> **Directions**: Write out, precisely and in full, each line of the material.

> **Listed entries**:
╔══

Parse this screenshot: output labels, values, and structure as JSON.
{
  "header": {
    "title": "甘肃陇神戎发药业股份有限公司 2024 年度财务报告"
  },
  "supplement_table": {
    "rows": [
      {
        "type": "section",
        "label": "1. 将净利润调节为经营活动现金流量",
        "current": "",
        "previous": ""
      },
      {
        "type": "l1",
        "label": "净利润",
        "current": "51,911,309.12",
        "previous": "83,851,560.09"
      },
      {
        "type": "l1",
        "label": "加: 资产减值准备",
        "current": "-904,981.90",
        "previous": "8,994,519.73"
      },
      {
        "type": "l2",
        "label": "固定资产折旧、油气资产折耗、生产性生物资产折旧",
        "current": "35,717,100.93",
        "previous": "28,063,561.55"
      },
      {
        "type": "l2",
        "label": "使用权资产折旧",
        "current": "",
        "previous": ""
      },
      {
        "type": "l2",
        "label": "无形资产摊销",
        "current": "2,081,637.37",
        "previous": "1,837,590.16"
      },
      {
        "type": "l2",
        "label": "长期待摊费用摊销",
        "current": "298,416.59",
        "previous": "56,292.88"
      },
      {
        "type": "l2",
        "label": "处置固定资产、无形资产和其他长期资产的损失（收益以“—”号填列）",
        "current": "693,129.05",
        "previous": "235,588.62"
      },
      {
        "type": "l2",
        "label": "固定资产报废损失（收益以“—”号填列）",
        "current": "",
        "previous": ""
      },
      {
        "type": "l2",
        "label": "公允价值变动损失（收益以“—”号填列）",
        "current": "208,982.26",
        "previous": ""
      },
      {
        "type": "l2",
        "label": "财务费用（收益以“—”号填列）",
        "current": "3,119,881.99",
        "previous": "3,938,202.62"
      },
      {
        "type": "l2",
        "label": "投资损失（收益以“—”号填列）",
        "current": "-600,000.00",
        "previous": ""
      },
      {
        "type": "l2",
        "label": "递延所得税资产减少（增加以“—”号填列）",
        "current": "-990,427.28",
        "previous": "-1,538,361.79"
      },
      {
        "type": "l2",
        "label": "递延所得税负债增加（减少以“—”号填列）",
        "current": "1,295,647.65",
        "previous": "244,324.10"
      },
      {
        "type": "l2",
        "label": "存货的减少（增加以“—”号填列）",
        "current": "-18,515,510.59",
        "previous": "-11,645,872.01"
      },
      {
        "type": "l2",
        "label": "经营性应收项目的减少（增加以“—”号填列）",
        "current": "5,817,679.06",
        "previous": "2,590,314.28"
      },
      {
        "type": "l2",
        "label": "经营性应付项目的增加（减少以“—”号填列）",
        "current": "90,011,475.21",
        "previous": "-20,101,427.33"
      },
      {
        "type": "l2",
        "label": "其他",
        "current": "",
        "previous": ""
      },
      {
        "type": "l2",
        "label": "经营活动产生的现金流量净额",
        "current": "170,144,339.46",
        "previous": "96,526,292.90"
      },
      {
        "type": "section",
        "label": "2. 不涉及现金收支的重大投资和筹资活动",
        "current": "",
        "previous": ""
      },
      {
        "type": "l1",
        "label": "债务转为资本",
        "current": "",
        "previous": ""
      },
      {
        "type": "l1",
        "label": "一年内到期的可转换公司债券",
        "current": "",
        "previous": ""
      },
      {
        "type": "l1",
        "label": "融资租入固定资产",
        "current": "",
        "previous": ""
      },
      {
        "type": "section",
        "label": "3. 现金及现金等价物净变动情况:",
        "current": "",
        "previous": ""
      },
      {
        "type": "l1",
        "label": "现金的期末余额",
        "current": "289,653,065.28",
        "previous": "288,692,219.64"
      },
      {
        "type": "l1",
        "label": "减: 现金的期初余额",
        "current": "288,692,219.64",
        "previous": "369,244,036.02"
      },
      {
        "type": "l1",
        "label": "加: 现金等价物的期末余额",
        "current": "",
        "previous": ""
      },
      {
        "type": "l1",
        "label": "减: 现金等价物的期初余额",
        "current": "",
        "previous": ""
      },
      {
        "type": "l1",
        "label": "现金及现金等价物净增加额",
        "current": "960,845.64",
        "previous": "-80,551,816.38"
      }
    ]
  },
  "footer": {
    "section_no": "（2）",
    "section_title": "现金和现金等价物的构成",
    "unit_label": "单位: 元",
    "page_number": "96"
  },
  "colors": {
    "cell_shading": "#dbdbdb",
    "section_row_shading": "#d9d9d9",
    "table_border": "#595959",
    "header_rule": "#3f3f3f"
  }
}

╚══

> **Written answer**:
Parse this screenshot: output labels, values, and structure as JSON.
{
  "header": {
    "title": "甘肃陇神戎发药业股份有限公司 2024 年度财务报告"
  },
  "supplement_table": {
    "rows": [
      {
        "type": "section",
        "label": "1. 将净利润调节为经营活动现金流量",
        "current": "",
        "previous": ""
      },
      {
        "type": "l1",
        "label": "净利润",
        "current": "51,911,309.12",
        "previous": "83,851,560.09"
      },
      {
        "type": "l1",
        "label": "加: 资产减值准备",
        "current": "-904,981.90",
        "previous": "8,994,519.73"
      },
      {
        "type": "l2",
        "label": "固定资产折旧、油气资产折耗、生产性生物资产折旧",
        "current": "35,717,100.93",
        "previous": "28,063,561.55"
      },
      {
        "type": "l2",
        "label": "使用权资产折旧",
        "current": "",
        "previous": ""
      },
      {
        "type": "l2",
        "label": "无形资产摊销",
        "current": "2,081,637.37",
        "previous": "1,837,590.16"
      },
      {
        "type": "l2",
        "label": "长期待摊费用摊销",
        "current": "298,416.59",
        "previous": "56,292.88"
      },
      {
        "type": "l2",
        "label": "处置固定资产、无形资产和其他长期资产的损失（收益以“—”号填列）",
        "current": "693,129.05",
        "previous": "235,588.62"
      },
      {
        "type": "l2",
        "label": "固定资产报废损失（收益以“—”号填列）",
        "current": "",
        "previous": ""
      },
      {
        "type": "l2",
        "label": "公允价值变动损失（收益以“—”号填列）",
        "current": "208,982.26",
        "previous": ""
      },
      {
        "type": "l2",
        "label": "财务费用（收益以“—”号填列）",
        "current": "3,119,881.99",
        "previous": "3,938,202.62"
      },
      {
        "type": "l2",
        "label": "投资损失（收益以“—”号填列）",
        "current": "-600,000.00",
        "previous": ""
      },
      {
        "type": "l2",
        "label": "递延所得税资产减少（增加以“—”号填列）",
        "current": "-990,427.28",
        "previous": "-1,538,361.79"
      },
      {
        "type": "l2",
        "label": "递延所得税负债增加（减少以“—”号填列）",
        "current": "1,295,647.65",
        "previous": "244,324.10"
      },
      {
        "type": "l2",
        "label": "存货的减少（增加以“—”号填列）",
        "current": "-18,515,510.59",
        "previous": "-11,645,872.01"
      },
      {
        "type": "l2",
        "label": "经营性应收项目的减少（增加以“—”号填列）",
        "current": "5,817,679.06",
        "previous": "2,590,314.28"
      },
      {
        "type": "l2",
        "label": "经营性应付项目的增加（减少以“—”号填列）",
        "current": "90,011,475.21",
        "previous": "-20,101,427.33"
      },
      {
        "type": "l2",
        "label": "其他",
        "current": "",
        "previous": ""
      },
      {
        "type": "l2",
        "label": "经营活动产生的现金流量净额",
        "current": "170,144,339.46",
        "previous": "96,526,292.90"
      },
      {
        "type": "section",
        "label": "2. 不涉及现金收支的重大投资和筹资活动",
        "current": "",
        "previous": ""
      },
      {
        "type": "l1",
        "label": "债务转为资本",
        "current": "",
        "previous": ""
      },
      {
        "type": "l1",
        "label": "一年内到期的可转换公司债券",
        "current": "",
        "previous": ""
      },
      {
        "type": "l1",
        "label": "融资租入固定资产",
        "current": "",
        "previous": ""
      },
      {
        "type": "section",
        "label": "3. 现金及现金等价物净变动情况:",
        "current": "",
        "previous": ""
      },
      {
        "type": "l1",
        "label": "现金的期末余额",
        "current": "289,653,065.28",
        "previous": "288,692,219.64"
      },
      {
        "type": "l1",
        "label": "减: 现金的期初余额",
        "current": "288,692,219.64",
        "previous": "369,244,036.02"
      },
      {
        "type": "l1",
        "label": "加: 现金等价物的期末余额",
        "current": "",
        "previous": ""
      },
      {
        "type": "l1",
        "label": "减: 现金等价物的期初余额",
        "current": "",
        "previous": ""
      },
      {
        "type": "l1",
        "label": "现金及现金等价物净增加额",
        "current": "960,845.64",
        "previous": "-80,551,816.38"
      }
    ]
  },
  "footer": {
    "section_no": "（2）",
    "section_title": "现金和现金等价物的构成",
    "unit_label": "单位: 元",
    "page_number": "96"
  },
  "colors": {
    "cell_shading": "#dbdbdb",
    "section_row_shading": "#d9d9d9",
    "table_border": "#595959",
    "header_rule": "#3f3f3f"
  }
}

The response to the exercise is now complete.